What this task involves:
Go through the entries below and print each one exactly, leaving out pictures.

(Dataset listings of figures)
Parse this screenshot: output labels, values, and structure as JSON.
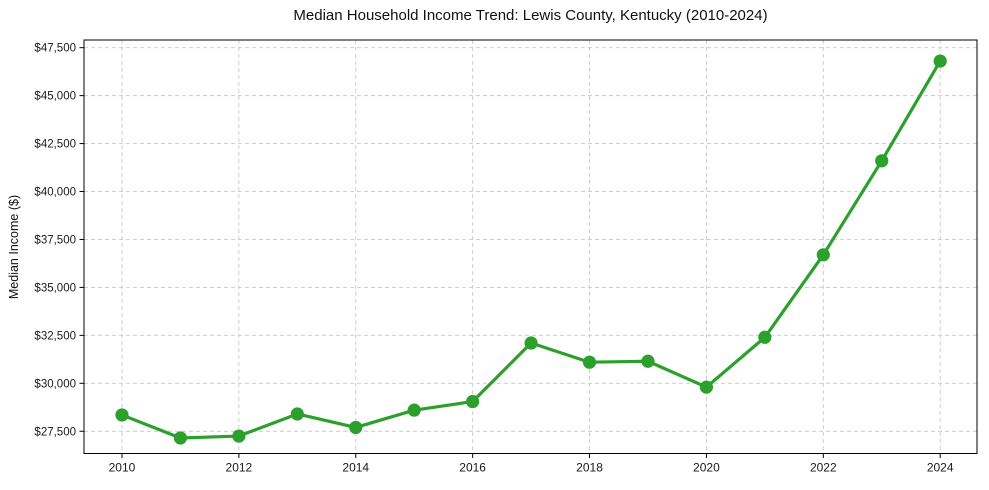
{
  "chart_data": {
    "type": "line",
    "title": "Median Household Income Trend: Lewis County, Kentucky (2010-2024)",
    "xlabel": "",
    "ylabel": "Median Income ($)",
    "x": [
      2010,
      2011,
      2012,
      2013,
      2014,
      2015,
      2016,
      2017,
      2018,
      2019,
      2020,
      2021,
      2022,
      2023,
      2024
    ],
    "values": [
      28350,
      27150,
      27250,
      28400,
      27700,
      28600,
      29050,
      32100,
      31100,
      31150,
      29800,
      32400,
      36700,
      41600,
      46800
    ],
    "xticks": {
      "values": [
        2010,
        2012,
        2014,
        2016,
        2018,
        2020,
        2022,
        2024
      ],
      "labels": [
        "2010",
        "2012",
        "2014",
        "2016",
        "2018",
        "2020",
        "2022",
        "2024"
      ]
    },
    "yticks": {
      "values": [
        27500,
        30000,
        32500,
        35000,
        37500,
        40000,
        42500,
        45000,
        47500
      ],
      "labels": [
        "$27,500",
        "$30,000",
        "$32,500",
        "$35,000",
        "$37,500",
        "$40,000",
        "$42,500",
        "$45,000",
        "$47,500"
      ]
    },
    "xlim": [
      2009.35,
      2024.63
    ],
    "ylim": [
      26340,
      47900
    ],
    "grid": true,
    "legend": false,
    "style": {
      "line_color": "#2ca02c",
      "marker_color": "#2ca02c",
      "grid_color": "#c9c9c9",
      "spine_color": "#000000",
      "text_color": "#1a1a1a",
      "background": "#ffffff"
    }
  }
}
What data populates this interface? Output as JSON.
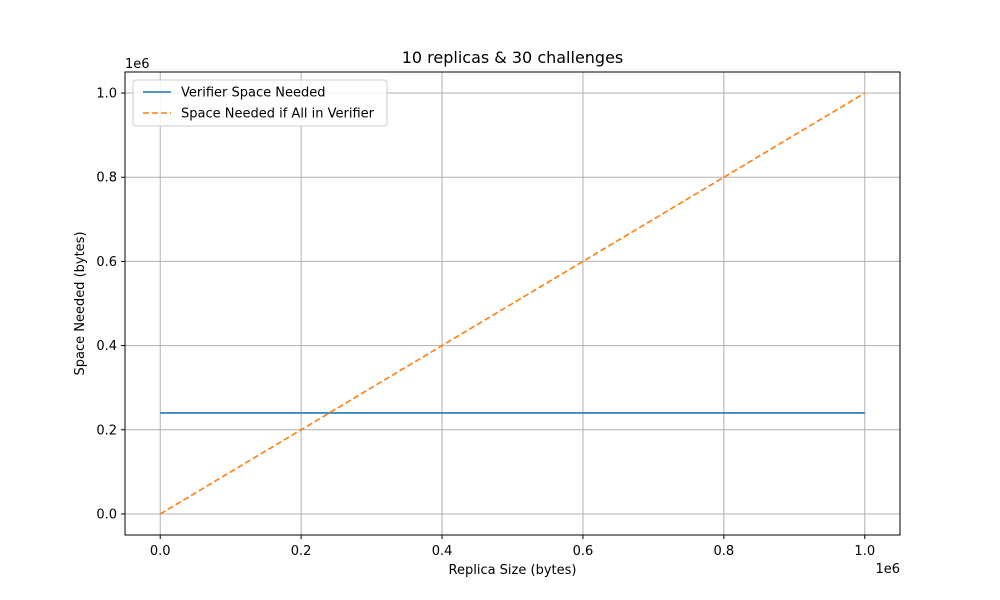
{
  "chart_data": {
    "type": "line",
    "title": "10 replicas & 30 challenges",
    "xlabel": "Replica Size (bytes)",
    "ylabel": "Space Needed (bytes)",
    "x_offset_label": "1e6",
    "y_offset_label": "1e6",
    "x_scale": 1000000,
    "y_scale": 1000000,
    "xlim": [
      -50000,
      1050000
    ],
    "ylim": [
      -50000,
      1050000
    ],
    "x_ticks": [
      0,
      200000,
      400000,
      600000,
      800000,
      1000000
    ],
    "x_tick_labels": [
      "0.0",
      "0.2",
      "0.4",
      "0.6",
      "0.8",
      "1.0"
    ],
    "y_ticks": [
      0,
      200000,
      400000,
      600000,
      800000,
      1000000
    ],
    "y_tick_labels": [
      "0.0",
      "0.2",
      "0.4",
      "0.6",
      "0.8",
      "1.0"
    ],
    "grid": true,
    "legend_position": "top-left",
    "series": [
      {
        "name": "Verifier Space Needed",
        "color": "#1f77b4",
        "style": "solid",
        "x": [
          0,
          1000000
        ],
        "y": [
          240000,
          240000
        ]
      },
      {
        "name": "Space Needed if All in Verifier",
        "color": "#ff7f0e",
        "style": "dashed",
        "x": [
          0,
          1000000
        ],
        "y": [
          0,
          1000000
        ]
      }
    ]
  }
}
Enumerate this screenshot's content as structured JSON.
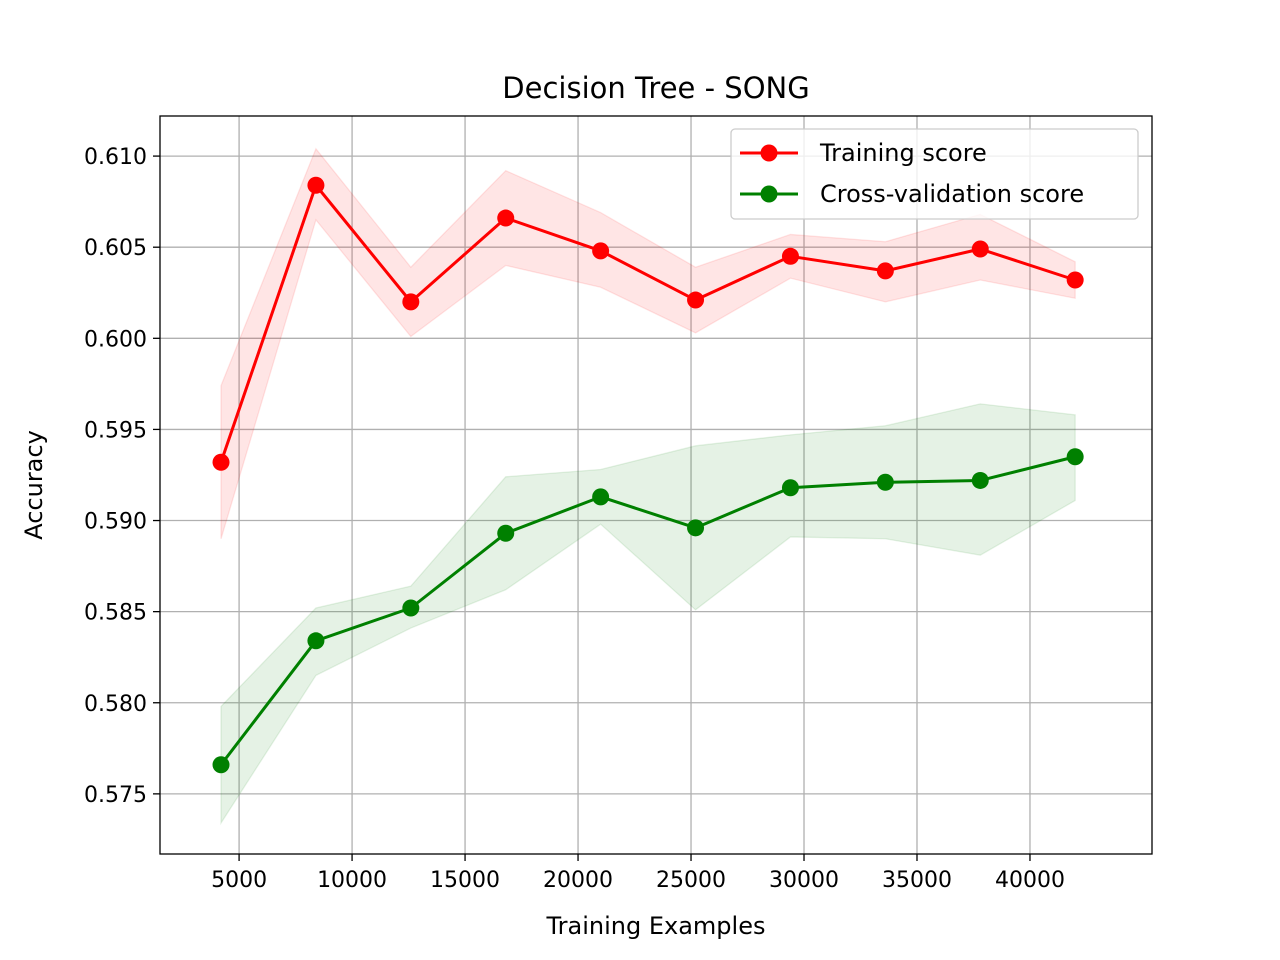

Response to the exercise:
Parse this screenshot: output labels, values, and structure as JSON.
{
  "chart_data": {
    "type": "line",
    "title": "Median Household Income Trend: Lewis County, Kentucky (2010-2024)",
    "xlabel": "",
    "ylabel": "Median Income ($)",
    "x": [
      2010,
      2011,
      2012,
      2013,
      2014,
      2015,
      2016,
      2017,
      2018,
      2019,
      2020,
      2021,
      2022,
      2023,
      2024
    ],
    "values": [
      28350,
      27150,
      27250,
      28400,
      27700,
      28600,
      29050,
      32100,
      31100,
      31150,
      29800,
      32400,
      36700,
      41600,
      46800
    ],
    "xticks": {
      "values": [
        2010,
        2012,
        2014,
        2016,
        2018,
        2020,
        2022,
        2024
      ],
      "labels": [
        "2010",
        "2012",
        "2014",
        "2016",
        "2018",
        "2020",
        "2022",
        "2024"
      ]
    },
    "yticks": {
      "values": [
        27500,
        30000,
        32500,
        35000,
        37500,
        40000,
        42500,
        45000,
        47500
      ],
      "labels": [
        "$27,500",
        "$30,000",
        "$32,500",
        "$35,000",
        "$37,500",
        "$40,000",
        "$42,500",
        "$45,000",
        "$47,500"
      ]
    },
    "xlim": [
      2009.35,
      2024.63
    ],
    "ylim": [
      26340,
      47900
    ],
    "grid": true,
    "legend": false,
    "style": {
      "line_color": "#2ca02c",
      "marker_color": "#2ca02c",
      "grid_color": "#c9c9c9",
      "spine_color": "#000000",
      "text_color": "#1a1a1a",
      "background": "#ffffff"
    }
  }
}
What data populates this interface? Output as JSON.
{
  "chart_data": {
    "type": "line",
    "title": "10 replicas & 30 challenges",
    "xlabel": "Replica Size (bytes)",
    "ylabel": "Space Needed (bytes)",
    "x_offset_label": "1e6",
    "y_offset_label": "1e6",
    "x_scale": 1000000,
    "y_scale": 1000000,
    "xlim": [
      -50000,
      1050000
    ],
    "ylim": [
      -50000,
      1050000
    ],
    "x_ticks": [
      0,
      200000,
      400000,
      600000,
      800000,
      1000000
    ],
    "x_tick_labels": [
      "0.0",
      "0.2",
      "0.4",
      "0.6",
      "0.8",
      "1.0"
    ],
    "y_ticks": [
      0,
      200000,
      400000,
      600000,
      800000,
      1000000
    ],
    "y_tick_labels": [
      "0.0",
      "0.2",
      "0.4",
      "0.6",
      "0.8",
      "1.0"
    ],
    "grid": true,
    "legend_position": "top-left",
    "series": [
      {
        "name": "Verifier Space Needed",
        "color": "#1f77b4",
        "style": "solid",
        "x": [
          0,
          1000000
        ],
        "y": [
          240000,
          240000
        ]
      },
      {
        "name": "Space Needed if All in Verifier",
        "color": "#ff7f0e",
        "style": "dashed",
        "x": [
          0,
          1000000
        ],
        "y": [
          0,
          1000000
        ]
      }
    ]
  }
}
Enumerate this screenshot's content as structured JSON.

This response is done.